GIVEN TASK: Read the records below and copy each line that contains "profiling".

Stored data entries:
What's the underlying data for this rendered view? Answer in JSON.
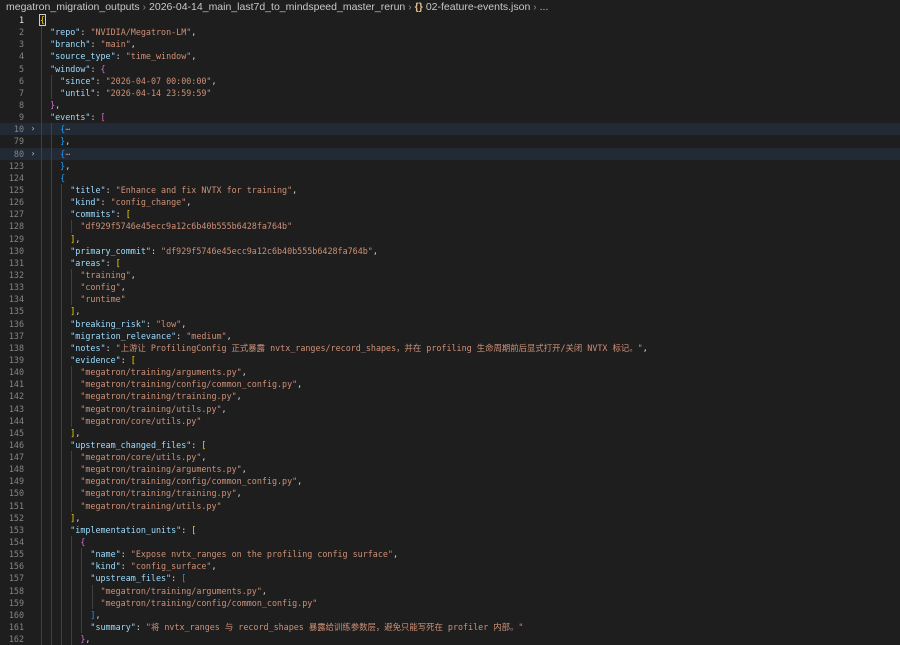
{
  "breadcrumb": {
    "items": [
      "megatron_migration_outputs",
      "2026-04-14_main_last7d_to_mindspeed_master_rerun",
      "02-feature-events.json",
      "..."
    ]
  },
  "colors": {
    "key": "#9cdcfe",
    "string": "#ce9178",
    "bracket_level1": "#ffd700",
    "bracket_level2": "#da70d6",
    "bracket_level3": "#179fff"
  },
  "lines": [
    {
      "n": "1",
      "t": [
        [
          "{",
          "b1"
        ]
      ],
      "active": true,
      "cursor": true
    },
    {
      "n": "2",
      "t": [
        [
          "  ",
          ""
        ],
        [
          "\"repo\"",
          "k"
        ],
        [
          ": ",
          "p"
        ],
        [
          "\"NVIDIA/Megatron-LM\"",
          "s"
        ],
        [
          ",",
          "p"
        ]
      ]
    },
    {
      "n": "3",
      "t": [
        [
          "  ",
          ""
        ],
        [
          "\"branch\"",
          "k"
        ],
        [
          ": ",
          "p"
        ],
        [
          "\"main\"",
          "s"
        ],
        [
          ",",
          "p"
        ]
      ]
    },
    {
      "n": "4",
      "t": [
        [
          "  ",
          ""
        ],
        [
          "\"source_type\"",
          "k"
        ],
        [
          ": ",
          "p"
        ],
        [
          "\"time_window\"",
          "s"
        ],
        [
          ",",
          "p"
        ]
      ]
    },
    {
      "n": "5",
      "t": [
        [
          "  ",
          ""
        ],
        [
          "\"window\"",
          "k"
        ],
        [
          ": ",
          "p"
        ],
        [
          "{",
          "b2"
        ]
      ]
    },
    {
      "n": "6",
      "t": [
        [
          "    ",
          ""
        ],
        [
          "\"since\"",
          "k"
        ],
        [
          ": ",
          "p"
        ],
        [
          "\"2026-04-07 00:00:00\"",
          "s"
        ],
        [
          ",",
          "p"
        ]
      ]
    },
    {
      "n": "7",
      "t": [
        [
          "    ",
          ""
        ],
        [
          "\"until\"",
          "k"
        ],
        [
          ": ",
          "p"
        ],
        [
          "\"2026-04-14 23:59:59\"",
          "s"
        ]
      ]
    },
    {
      "n": "8",
      "t": [
        [
          "  ",
          ""
        ],
        [
          "}",
          "b2"
        ],
        [
          ",",
          "p"
        ]
      ]
    },
    {
      "n": "9",
      "t": [
        [
          "  ",
          ""
        ],
        [
          "\"events\"",
          "k"
        ],
        [
          ": ",
          "p"
        ],
        [
          "[",
          "b2"
        ]
      ]
    },
    {
      "n": "10",
      "t": [
        [
          "    ",
          ""
        ],
        [
          "{",
          "b3"
        ],
        [
          "⋯",
          "fold-dots"
        ]
      ],
      "fold": "›",
      "hl": "strong"
    },
    {
      "n": "79",
      "t": [
        [
          "    ",
          ""
        ],
        [
          "}",
          "b3"
        ],
        [
          ",",
          "p"
        ]
      ]
    },
    {
      "n": "80",
      "t": [
        [
          "    ",
          ""
        ],
        [
          "{",
          "b3"
        ],
        [
          "⋯",
          "fold-dots"
        ]
      ],
      "fold": "›",
      "hl": "strong"
    },
    {
      "n": "123",
      "t": [
        [
          "    ",
          ""
        ],
        [
          "}",
          "b3"
        ],
        [
          ",",
          "p"
        ]
      ]
    },
    {
      "n": "124",
      "t": [
        [
          "    ",
          ""
        ],
        [
          "{",
          "b3"
        ]
      ]
    },
    {
      "n": "125",
      "t": [
        [
          "      ",
          ""
        ],
        [
          "\"title\"",
          "k"
        ],
        [
          ": ",
          "p"
        ],
        [
          "\"Enhance and fix NVTX for training\"",
          "s"
        ],
        [
          ",",
          "p"
        ]
      ]
    },
    {
      "n": "126",
      "t": [
        [
          "      ",
          ""
        ],
        [
          "\"kind\"",
          "k"
        ],
        [
          ": ",
          "p"
        ],
        [
          "\"config_change\"",
          "s"
        ],
        [
          ",",
          "p"
        ]
      ]
    },
    {
      "n": "127",
      "t": [
        [
          "      ",
          ""
        ],
        [
          "\"commits\"",
          "k"
        ],
        [
          ": ",
          "p"
        ],
        [
          "[",
          "b1"
        ]
      ]
    },
    {
      "n": "128",
      "t": [
        [
          "        ",
          ""
        ],
        [
          "\"df929f5746e45ecc9a12c6b40b555b6428fa764b\"",
          "s"
        ]
      ]
    },
    {
      "n": "129",
      "t": [
        [
          "      ",
          ""
        ],
        [
          "]",
          "b1"
        ],
        [
          ",",
          "p"
        ]
      ]
    },
    {
      "n": "130",
      "t": [
        [
          "      ",
          ""
        ],
        [
          "\"primary_commit\"",
          "k"
        ],
        [
          ": ",
          "p"
        ],
        [
          "\"df929f5746e45ecc9a12c6b40b555b6428fa764b\"",
          "s"
        ],
        [
          ",",
          "p"
        ]
      ]
    },
    {
      "n": "131",
      "t": [
        [
          "      ",
          ""
        ],
        [
          "\"areas\"",
          "k"
        ],
        [
          ": ",
          "p"
        ],
        [
          "[",
          "b1"
        ]
      ]
    },
    {
      "n": "132",
      "t": [
        [
          "        ",
          ""
        ],
        [
          "\"training\"",
          "s"
        ],
        [
          ",",
          "p"
        ]
      ]
    },
    {
      "n": "133",
      "t": [
        [
          "        ",
          ""
        ],
        [
          "\"config\"",
          "s"
        ],
        [
          ",",
          "p"
        ]
      ]
    },
    {
      "n": "134",
      "t": [
        [
          "        ",
          ""
        ],
        [
          "\"runtime\"",
          "s"
        ]
      ]
    },
    {
      "n": "135",
      "t": [
        [
          "      ",
          ""
        ],
        [
          "]",
          "b1"
        ],
        [
          ",",
          "p"
        ]
      ]
    },
    {
      "n": "136",
      "t": [
        [
          "      ",
          ""
        ],
        [
          "\"breaking_risk\"",
          "k"
        ],
        [
          ": ",
          "p"
        ],
        [
          "\"low\"",
          "s"
        ],
        [
          ",",
          "p"
        ]
      ]
    },
    {
      "n": "137",
      "t": [
        [
          "      ",
          ""
        ],
        [
          "\"migration_relevance\"",
          "k"
        ],
        [
          ": ",
          "p"
        ],
        [
          "\"medium\"",
          "s"
        ],
        [
          ",",
          "p"
        ]
      ]
    },
    {
      "n": "138",
      "t": [
        [
          "      ",
          ""
        ],
        [
          "\"notes\"",
          "k"
        ],
        [
          ": ",
          "p"
        ],
        [
          "\"上游让 ProfilingConfig 正式暴露 nvtx_ranges/record_shapes，并在 profiling 生命周期前后显式打开/关闭 NVTX 标记。\"",
          "s"
        ],
        [
          ",",
          "p"
        ]
      ]
    },
    {
      "n": "139",
      "t": [
        [
          "      ",
          ""
        ],
        [
          "\"evidence\"",
          "k"
        ],
        [
          ": ",
          "p"
        ],
        [
          "[",
          "b1"
        ]
      ]
    },
    {
      "n": "140",
      "t": [
        [
          "        ",
          ""
        ],
        [
          "\"megatron/training/arguments.py\"",
          "s"
        ],
        [
          ",",
          "p"
        ]
      ]
    },
    {
      "n": "141",
      "t": [
        [
          "        ",
          ""
        ],
        [
          "\"megatron/training/config/common_config.py\"",
          "s"
        ],
        [
          ",",
          "p"
        ]
      ]
    },
    {
      "n": "142",
      "t": [
        [
          "        ",
          ""
        ],
        [
          "\"megatron/training/training.py\"",
          "s"
        ],
        [
          ",",
          "p"
        ]
      ]
    },
    {
      "n": "143",
      "t": [
        [
          "        ",
          ""
        ],
        [
          "\"megatron/training/utils.py\"",
          "s"
        ],
        [
          ",",
          "p"
        ]
      ]
    },
    {
      "n": "144",
      "t": [
        [
          "        ",
          ""
        ],
        [
          "\"megatron/core/utils.py\"",
          "s"
        ]
      ]
    },
    {
      "n": "145",
      "t": [
        [
          "      ",
          ""
        ],
        [
          "]",
          "b1"
        ],
        [
          ",",
          "p"
        ]
      ]
    },
    {
      "n": "146",
      "t": [
        [
          "      ",
          ""
        ],
        [
          "\"upstream_changed_files\"",
          "k"
        ],
        [
          ": ",
          "p"
        ],
        [
          "[",
          "b1"
        ]
      ]
    },
    {
      "n": "147",
      "t": [
        [
          "        ",
          ""
        ],
        [
          "\"megatron/core/utils.py\"",
          "s"
        ],
        [
          ",",
          "p"
        ]
      ]
    },
    {
      "n": "148",
      "t": [
        [
          "        ",
          ""
        ],
        [
          "\"megatron/training/arguments.py\"",
          "s"
        ],
        [
          ",",
          "p"
        ]
      ]
    },
    {
      "n": "149",
      "t": [
        [
          "        ",
          ""
        ],
        [
          "\"megatron/training/config/common_config.py\"",
          "s"
        ],
        [
          ",",
          "p"
        ]
      ]
    },
    {
      "n": "150",
      "t": [
        [
          "        ",
          ""
        ],
        [
          "\"megatron/training/training.py\"",
          "s"
        ],
        [
          ",",
          "p"
        ]
      ]
    },
    {
      "n": "151",
      "t": [
        [
          "        ",
          ""
        ],
        [
          "\"megatron/training/utils.py\"",
          "s"
        ]
      ]
    },
    {
      "n": "152",
      "t": [
        [
          "      ",
          ""
        ],
        [
          "]",
          "b1"
        ],
        [
          ",",
          "p"
        ]
      ]
    },
    {
      "n": "153",
      "t": [
        [
          "      ",
          ""
        ],
        [
          "\"implementation_units\"",
          "k"
        ],
        [
          ": ",
          "p"
        ],
        [
          "[",
          "b1"
        ]
      ]
    },
    {
      "n": "154",
      "t": [
        [
          "        ",
          ""
        ],
        [
          "{",
          "b2"
        ]
      ]
    },
    {
      "n": "155",
      "t": [
        [
          "          ",
          ""
        ],
        [
          "\"name\"",
          "k"
        ],
        [
          ": ",
          "p"
        ],
        [
          "\"Expose nvtx_ranges on the profiling config surface\"",
          "s"
        ],
        [
          ",",
          "p"
        ]
      ]
    },
    {
      "n": "156",
      "t": [
        [
          "          ",
          ""
        ],
        [
          "\"kind\"",
          "k"
        ],
        [
          ": ",
          "p"
        ],
        [
          "\"config_surface\"",
          "s"
        ],
        [
          ",",
          "p"
        ]
      ]
    },
    {
      "n": "157",
      "t": [
        [
          "          ",
          ""
        ],
        [
          "\"upstream_files\"",
          "k"
        ],
        [
          ": ",
          "p"
        ],
        [
          "[",
          "b3"
        ]
      ]
    },
    {
      "n": "158",
      "t": [
        [
          "            ",
          ""
        ],
        [
          "\"megatron/training/arguments.py\"",
          "s"
        ],
        [
          ",",
          "p"
        ]
      ]
    },
    {
      "n": "159",
      "t": [
        [
          "            ",
          ""
        ],
        [
          "\"megatron/training/config/common_config.py\"",
          "s"
        ]
      ]
    },
    {
      "n": "160",
      "t": [
        [
          "          ",
          ""
        ],
        [
          "]",
          "b3"
        ],
        [
          ",",
          "p"
        ]
      ]
    },
    {
      "n": "161",
      "t": [
        [
          "          ",
          ""
        ],
        [
          "\"summary\"",
          "k"
        ],
        [
          ": ",
          "p"
        ],
        [
          "\"将 nvtx_ranges 与 record_shapes 暴露给训练参数层，避免只能写死在 profiler 内部。\"",
          "s"
        ]
      ]
    },
    {
      "n": "162",
      "t": [
        [
          "        ",
          ""
        ],
        [
          "}",
          "b2"
        ],
        [
          ",",
          "p"
        ]
      ]
    }
  ]
}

EXPECTED OUTPUT:
          "\"上游让 ProfilingConfig 正式暴露 nvtx_ranges/record_shapes，并在 profiling 生命周期前后显式打开/关闭 NVTX 标记。\"",
          "\"Expose nvtx_ranges on the profiling config surface\"",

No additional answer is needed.